奇界の車窓から / 捨てられないお土産はトイレに集まる件
2017.08.10
世界中の奇妙な場所を撮影し続ける写真家・佐藤健寿。ここ「奇界の車窓から」では、写真集に載せるほどでもないけど、ちょっぴり奇妙だった写真を紹介してもらいます。今回は、離島帰りの佐藤さんからLOSTみたいな離島の話と、捨てられずに困っている変わったお土産が登場します。
「但し離島は除く、と書かれてしまう島に行ってきた話」
- スミ
- 佐藤さん、離島に行っていたらしいですね?
- 佐藤
- そうなんです。トカラ列島というところに行ってまして。鹿児島と奄美大島のちょうど中間。
- スミ
- あ!そういえば、前回の記事に登場した奄美の空港の脱皮、どうでした?
- 佐藤
- あ、それがまだ実は空港行けてないんです。今回、鹿児島往復で、また来月に行く予定なので脱皮についてはもうちょっとお待ちください。
- スミ
- そうだったんですね。脱皮の楽しみは持ち越しということで。脱皮をこんなに待つ夏も珍しいですね。
- 佐藤
- 増えているのかなくなっているのか、という。

▶ 課題 1
本文の「奇界の車窓から / 捨てられないお土産はトイレに集まる件」から「- 佐藤さん、離島に行っていたらしいですね?」までを両端も含めて書き直し、その際「お土産」を「記念品」に置き換えなさい。
本文とリストの間には何の関係もありません。

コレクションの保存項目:
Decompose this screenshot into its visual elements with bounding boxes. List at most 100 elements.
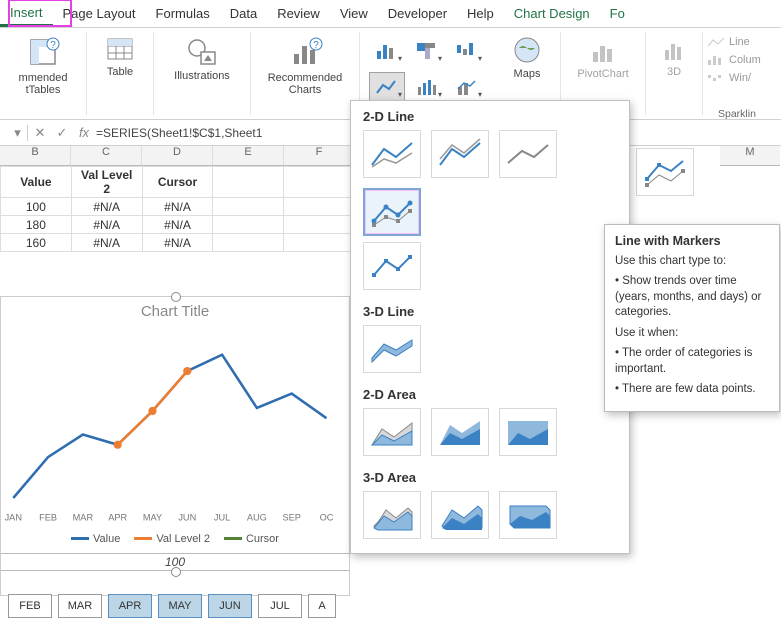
slicer-item[interactable]: JUL: [258, 594, 302, 618]
section-2d-line: 2-D Line: [351, 101, 629, 130]
cell[interactable]: Cursor: [142, 167, 213, 198]
svg-text:JUN: JUN: [178, 513, 196, 523]
chart-type-3d-line[interactable]: [363, 325, 421, 373]
maps-label: Maps: [514, 68, 541, 80]
slicer-item[interactable]: MAY: [158, 594, 202, 618]
illustrations-label: Illustrations: [174, 70, 230, 82]
cell[interactable]: 160: [1, 234, 72, 252]
chart-type-stacked-line[interactable]: [431, 130, 489, 178]
section-3d-area: 3-D Area: [351, 462, 629, 491]
insert-combo-chart-button[interactable]: ▾: [449, 72, 485, 102]
cell[interactable]: Val Level 2: [71, 167, 142, 198]
maps-button[interactable]: Maps: [502, 34, 552, 80]
svg-text:AUG: AUG: [247, 513, 267, 523]
tab-page-layout[interactable]: Page Layout: [53, 2, 146, 25]
chart-legend[interactable]: Value Val Level 2 Cursor: [1, 533, 349, 545]
chart-type-3d-stacked-area[interactable]: [431, 491, 489, 539]
cell[interactable]: #N/A: [71, 216, 142, 234]
sparkline-column-button[interactable]: Colum: [707, 54, 761, 66]
chart-type-line-with-markers[interactable]: [363, 188, 421, 236]
insert-line-chart-dropdown: 2-D Line 3-D Line 2-D Area 3-D Area: [350, 100, 630, 554]
illustrations-button[interactable]: Illustrations: [162, 34, 242, 82]
svg-text:OC: OC: [320, 513, 334, 523]
chart-type-stacked-line-markers[interactable]: [363, 242, 421, 290]
tab-review[interactable]: Review: [267, 2, 330, 25]
cell[interactable]: 180: [1, 216, 72, 234]
table-button[interactable]: Table: [95, 34, 145, 78]
recommended-charts-label: Recommended Charts: [268, 72, 343, 96]
3d-map-button[interactable]: 3D: [654, 34, 694, 78]
ribbon-tabs: Insert Page Layout Formulas Data Review …: [0, 0, 781, 28]
pivotchart-button[interactable]: PivotChart: [569, 34, 637, 80]
embedded-chart[interactable]: Chart Title JANFEBMARAPRMAYJUNJULAUGSEPO…: [0, 296, 350, 596]
insert-waterfall-chart-button[interactable]: ▾: [449, 36, 485, 66]
pivotchart-label: PivotChart: [577, 68, 628, 80]
col-header[interactable]: M: [720, 146, 780, 166]
recommended-charts-button[interactable]: ? Recommended Charts: [259, 34, 351, 96]
chart-type-100stacked-area[interactable]: [499, 408, 557, 456]
col-header[interactable]: F: [284, 146, 355, 165]
chart-type-3d-100stacked-area[interactable]: [499, 491, 557, 539]
section-3d-line: 3-D Line: [351, 296, 629, 325]
sparkline-winloss-button[interactable]: Win/: [707, 72, 761, 84]
slicer-item[interactable]: A: [308, 594, 336, 618]
month-slicer[interactable]: FEB MAR APR MAY JUN JUL A: [8, 594, 336, 618]
worksheet[interactable]: B C D E F ValueVal Level 2Cursor 100#N/A…: [0, 146, 355, 252]
svg-text:MAY: MAY: [143, 513, 162, 523]
col-header[interactable]: E: [213, 146, 284, 165]
tab-data[interactable]: Data: [220, 2, 267, 25]
svg-text:?: ?: [313, 40, 319, 51]
cell[interactable]: #N/A: [142, 198, 213, 216]
tab-chart-design[interactable]: Chart Design: [504, 2, 600, 25]
cell[interactable]: #N/A: [71, 198, 142, 216]
slicer-item[interactable]: JUN: [208, 594, 252, 618]
insert-column-chart-button[interactable]: ▾: [369, 36, 405, 66]
tab-format[interactable]: Fo: [600, 2, 635, 25]
col-header[interactable]: D: [142, 146, 213, 165]
chart-resize-handle[interactable]: [171, 292, 181, 302]
chart-type-3d-area[interactable]: [363, 491, 421, 539]
cell[interactable]: Value: [1, 167, 72, 198]
tab-insert[interactable]: Insert: [0, 1, 53, 27]
tab-view[interactable]: View: [330, 2, 378, 25]
3d-label: 3D: [667, 66, 681, 78]
fx-icon[interactable]: fx: [74, 125, 94, 140]
svg-text:MAR: MAR: [73, 513, 94, 523]
slicer-item[interactable]: APR: [108, 594, 152, 618]
chart-title[interactable]: Chart Title: [1, 303, 349, 320]
tab-formulas[interactable]: Formulas: [146, 2, 220, 25]
col-header[interactable]: C: [71, 146, 142, 165]
chart-type-area[interactable]: [363, 408, 421, 456]
tab-developer[interactable]: Developer: [378, 2, 457, 25]
section-2d-area: 2-D Area: [351, 379, 629, 408]
insert-hierarchy-chart-button[interactable]: ▾: [409, 36, 445, 66]
cancel-icon[interactable]: ✕: [30, 125, 50, 141]
svg-text:JUL: JUL: [214, 513, 230, 523]
sparklines-group-label: Sparklin: [718, 108, 756, 120]
table-label: Table: [107, 66, 133, 78]
cell[interactable]: #N/A: [71, 234, 142, 252]
slicer-item[interactable]: FEB: [8, 594, 52, 618]
cell[interactable]: 100: [1, 198, 72, 216]
chart-plot-area[interactable]: JANFEBMARAPRMAYJUNJULAUGSEPOC: [1, 324, 349, 529]
tab-help[interactable]: Help: [457, 2, 504, 25]
chart-type-stacked-line-markers-2[interactable]: [636, 148, 694, 196]
svg-text:JAN: JAN: [5, 513, 22, 523]
svg-text:APR: APR: [108, 513, 127, 523]
col-header[interactable]: B: [0, 146, 71, 165]
sparkline-line-button[interactable]: Line: [707, 36, 761, 48]
recommended-pivottables-label: mmended tTables: [19, 72, 68, 96]
chart-type-line[interactable]: [363, 130, 421, 178]
chart-type-stacked-area[interactable]: [431, 408, 489, 456]
enter-icon[interactable]: ✓: [52, 125, 72, 141]
insert-statistic-chart-button[interactable]: ▾: [409, 72, 445, 102]
svg-text:SEP: SEP: [282, 513, 300, 523]
insert-line-chart-button[interactable]: ▾: [369, 72, 405, 102]
tooltip-title: Line with Markers: [615, 233, 769, 250]
slicer-item[interactable]: MAR: [58, 594, 102, 618]
recommended-pivottables-button[interactable]: ? mmended tTables: [8, 34, 78, 96]
chart-type-100stacked-line[interactable]: [499, 130, 557, 178]
cell[interactable]: #N/A: [142, 234, 213, 252]
chart-resize-handle[interactable]: [171, 567, 181, 577]
cell[interactable]: #N/A: [142, 216, 213, 234]
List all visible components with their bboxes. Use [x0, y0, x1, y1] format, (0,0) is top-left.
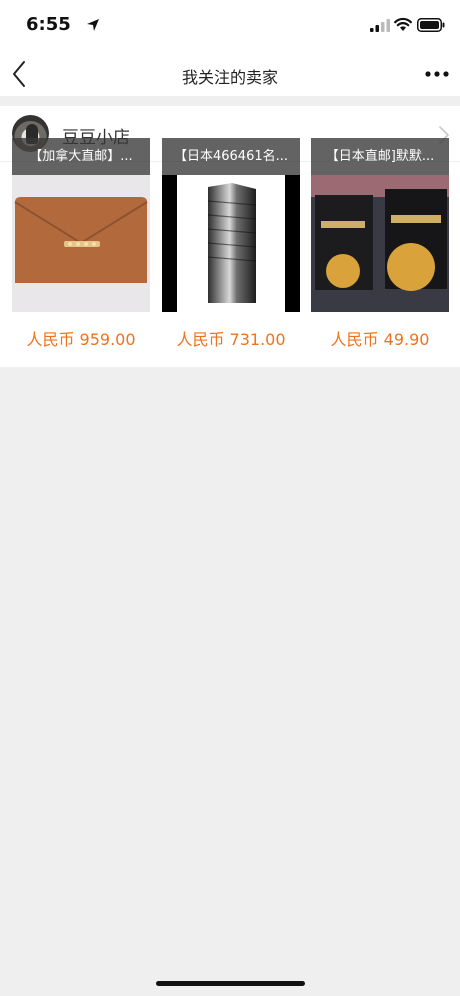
product-price: 人民币 731.00	[176, 330, 286, 349]
battery-icon	[417, 18, 445, 32]
product-title: 【日本直邮]默默...	[311, 138, 449, 175]
page-title: 我关注的卖家	[181, 68, 278, 87]
product-title: 【加拿大直邮】...	[12, 138, 150, 175]
status-time: 6:55	[26, 14, 71, 35]
product-price: 人民币 959.00	[26, 330, 136, 349]
mask-package-image	[311, 175, 449, 312]
status-bar: 6:55	[0, 0, 460, 52]
location-arrow-icon	[87, 19, 99, 31]
vase-image	[162, 175, 300, 312]
product-image	[162, 175, 300, 312]
more-button[interactable]	[424, 66, 450, 82]
handbag-image	[12, 175, 150, 312]
product-image	[12, 175, 150, 312]
product-price: 人民币 49.90	[330, 330, 430, 349]
nav-bar: 我关注的卖家	[0, 52, 460, 96]
seller-card: 豆豆小店 【加拿大直邮】... 人民币 959.00	[0, 106, 460, 367]
product-image	[311, 175, 449, 312]
product-title: 【日本466461名...	[162, 138, 300, 175]
home-indicator[interactable]	[156, 981, 305, 986]
cellular-signal-icon	[370, 19, 390, 32]
wifi-icon	[394, 17, 412, 31]
more-dots-icon	[425, 71, 449, 77]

▶ 課題 2
リストのうち、「330, 286, 349]」を含む行からリストの最後までを、両端の行も含めてそのまま繰り返しなさい。

▶ 解答 1
奇界の車窓から / 捨てられない記念品はトイレに集まる件
2017.08.10
世界中の奇妙な場所を撮影し続ける写真家・佐藤健寿。ここ「奇界の車窓から」では、写真集に載せるほどでもないけど、ちょっぴり奇妙だった写真を紹介してもらいます。今回は、離島帰りの佐藤さんからLOSTみたいな離島の話と、捨てられずに困っている変わった記念品が登場します。
「但し離島は除く、と書かれてしまう島に行ってきた話」
- スミ
- 佐藤さん、離島に行っていたらしいですね?

▶ 解答 2
product-price: 人民币 731.00	[176, 330, 286, 349]
battery-icon	[417, 18, 445, 32]
product-title: 【日本直邮]默默...	[311, 138, 449, 175]
page-title: 我关注的卖家	[181, 68, 278, 87]
product-title: 【加拿大直邮】...	[12, 138, 150, 175]
status-time: 6:55	[26, 14, 71, 35]
product-price: 人民币 959.00	[26, 330, 136, 349]
mask-package-image	[311, 175, 449, 312]
status-bar: 6:55	[0, 0, 460, 52]
location-arrow-icon	[87, 19, 99, 31]
vase-image	[162, 175, 300, 312]
product-image	[162, 175, 300, 312]
more-button[interactable]	[424, 66, 450, 82]
handbag-image	[12, 175, 150, 312]
product-image	[12, 175, 150, 312]
product-price: 人民币 49.90	[330, 330, 430, 349]
nav-bar: 我关注的卖家	[0, 52, 460, 96]
seller-card: 豆豆小店 【加拿大直邮】... 人民币 959.00	[0, 106, 460, 367]
product-image	[311, 175, 449, 312]
product-title: 【日本466461名...	[162, 138, 300, 175]
home-indicator[interactable]	[156, 981, 305, 986]
cellular-signal-icon	[370, 19, 390, 32]
wifi-icon	[394, 17, 412, 31]
more-dots-icon	[425, 71, 449, 77]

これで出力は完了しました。